The exercise
Emit only the lines from the line containing "Output a JSON" through the last line of the entries, unchanged.

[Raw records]
* Begin *
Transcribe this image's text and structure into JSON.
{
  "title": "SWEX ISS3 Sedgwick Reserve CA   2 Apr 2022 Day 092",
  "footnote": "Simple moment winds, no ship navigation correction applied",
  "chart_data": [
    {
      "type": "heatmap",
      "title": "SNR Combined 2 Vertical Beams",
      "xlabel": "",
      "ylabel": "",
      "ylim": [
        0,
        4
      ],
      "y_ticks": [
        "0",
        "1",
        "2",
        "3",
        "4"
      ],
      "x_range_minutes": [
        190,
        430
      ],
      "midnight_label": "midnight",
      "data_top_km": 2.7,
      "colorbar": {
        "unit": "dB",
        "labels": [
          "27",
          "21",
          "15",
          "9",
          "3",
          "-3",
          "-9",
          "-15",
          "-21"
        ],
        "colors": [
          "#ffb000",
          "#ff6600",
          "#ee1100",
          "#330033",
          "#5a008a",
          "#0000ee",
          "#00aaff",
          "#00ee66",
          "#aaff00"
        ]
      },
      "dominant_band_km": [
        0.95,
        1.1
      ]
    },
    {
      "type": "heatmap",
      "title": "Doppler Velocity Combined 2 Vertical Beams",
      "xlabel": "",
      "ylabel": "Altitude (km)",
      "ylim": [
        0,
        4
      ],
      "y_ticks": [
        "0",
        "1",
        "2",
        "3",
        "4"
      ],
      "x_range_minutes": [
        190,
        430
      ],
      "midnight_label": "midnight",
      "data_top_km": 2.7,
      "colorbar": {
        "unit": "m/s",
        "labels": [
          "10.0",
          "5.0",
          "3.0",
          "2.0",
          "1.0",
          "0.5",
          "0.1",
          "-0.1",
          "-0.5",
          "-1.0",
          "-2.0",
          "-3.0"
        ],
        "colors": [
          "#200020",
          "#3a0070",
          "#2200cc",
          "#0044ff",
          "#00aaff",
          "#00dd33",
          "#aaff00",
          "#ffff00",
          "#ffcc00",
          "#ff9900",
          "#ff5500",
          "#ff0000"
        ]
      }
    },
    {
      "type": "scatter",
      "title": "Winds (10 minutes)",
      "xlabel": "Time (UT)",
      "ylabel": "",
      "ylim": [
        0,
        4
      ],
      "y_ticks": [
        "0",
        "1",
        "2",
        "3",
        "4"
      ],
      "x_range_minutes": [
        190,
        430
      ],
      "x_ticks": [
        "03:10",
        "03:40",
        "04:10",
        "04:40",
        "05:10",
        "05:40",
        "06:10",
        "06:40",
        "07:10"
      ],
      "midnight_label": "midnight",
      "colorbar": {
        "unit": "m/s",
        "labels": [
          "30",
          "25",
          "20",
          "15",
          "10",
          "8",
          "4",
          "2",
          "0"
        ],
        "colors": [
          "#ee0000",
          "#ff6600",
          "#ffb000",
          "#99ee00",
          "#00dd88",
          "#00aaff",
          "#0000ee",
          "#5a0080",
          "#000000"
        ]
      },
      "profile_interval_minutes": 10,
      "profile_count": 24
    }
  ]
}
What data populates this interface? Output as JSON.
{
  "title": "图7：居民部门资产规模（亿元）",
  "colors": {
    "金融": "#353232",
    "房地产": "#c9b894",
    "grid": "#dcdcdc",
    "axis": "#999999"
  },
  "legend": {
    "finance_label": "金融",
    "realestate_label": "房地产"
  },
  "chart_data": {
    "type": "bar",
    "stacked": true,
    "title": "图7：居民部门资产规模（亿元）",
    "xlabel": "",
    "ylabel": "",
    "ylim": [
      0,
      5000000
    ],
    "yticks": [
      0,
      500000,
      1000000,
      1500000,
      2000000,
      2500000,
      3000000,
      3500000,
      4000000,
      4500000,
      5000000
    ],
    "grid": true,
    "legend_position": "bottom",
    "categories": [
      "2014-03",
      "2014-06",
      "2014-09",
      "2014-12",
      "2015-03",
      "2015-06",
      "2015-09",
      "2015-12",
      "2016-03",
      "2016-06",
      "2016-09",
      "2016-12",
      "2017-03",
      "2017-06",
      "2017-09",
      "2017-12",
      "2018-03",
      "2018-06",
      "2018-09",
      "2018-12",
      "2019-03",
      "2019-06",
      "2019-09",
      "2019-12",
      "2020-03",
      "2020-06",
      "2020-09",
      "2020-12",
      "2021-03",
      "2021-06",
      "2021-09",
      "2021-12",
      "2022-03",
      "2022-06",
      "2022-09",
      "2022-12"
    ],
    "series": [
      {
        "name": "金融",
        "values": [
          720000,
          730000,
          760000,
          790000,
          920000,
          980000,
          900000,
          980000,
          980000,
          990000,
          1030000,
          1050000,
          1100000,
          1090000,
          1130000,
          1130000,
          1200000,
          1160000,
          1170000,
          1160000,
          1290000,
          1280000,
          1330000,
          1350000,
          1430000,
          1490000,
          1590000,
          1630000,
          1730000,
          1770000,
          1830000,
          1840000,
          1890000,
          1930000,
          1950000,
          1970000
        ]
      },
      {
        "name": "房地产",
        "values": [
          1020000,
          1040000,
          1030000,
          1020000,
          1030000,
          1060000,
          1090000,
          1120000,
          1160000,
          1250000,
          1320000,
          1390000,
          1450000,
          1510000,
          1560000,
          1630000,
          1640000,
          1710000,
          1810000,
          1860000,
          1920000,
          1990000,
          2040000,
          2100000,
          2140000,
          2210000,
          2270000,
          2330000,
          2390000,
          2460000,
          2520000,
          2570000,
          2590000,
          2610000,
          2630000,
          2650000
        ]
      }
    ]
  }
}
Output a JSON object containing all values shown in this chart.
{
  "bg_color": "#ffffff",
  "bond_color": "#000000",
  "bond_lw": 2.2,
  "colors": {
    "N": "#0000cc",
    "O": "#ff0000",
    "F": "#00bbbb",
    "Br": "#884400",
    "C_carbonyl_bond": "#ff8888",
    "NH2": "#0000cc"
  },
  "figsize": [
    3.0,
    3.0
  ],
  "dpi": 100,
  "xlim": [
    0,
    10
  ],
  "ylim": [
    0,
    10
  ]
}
* End *
Finished exercise
Output a JSON object containing all values shown in this chart.
{
  "bg_color": "#ffffff",
  "bond_color": "#000000",
  "bond_lw": 2.2,
  "colors": {
    "N": "#0000cc",
    "O": "#ff0000",
    "F": "#00bbbb",
    "Br": "#884400",
    "C_carbonyl_bond": "#ff8888",
    "NH2": "#0000cc"
  },
  "figsize": [
    3.0,
    3.0
  ],
  "dpi": 100,
  "xlim": [
    0,
    10
  ],
  "ylim": [
    0,
    10
  ]
}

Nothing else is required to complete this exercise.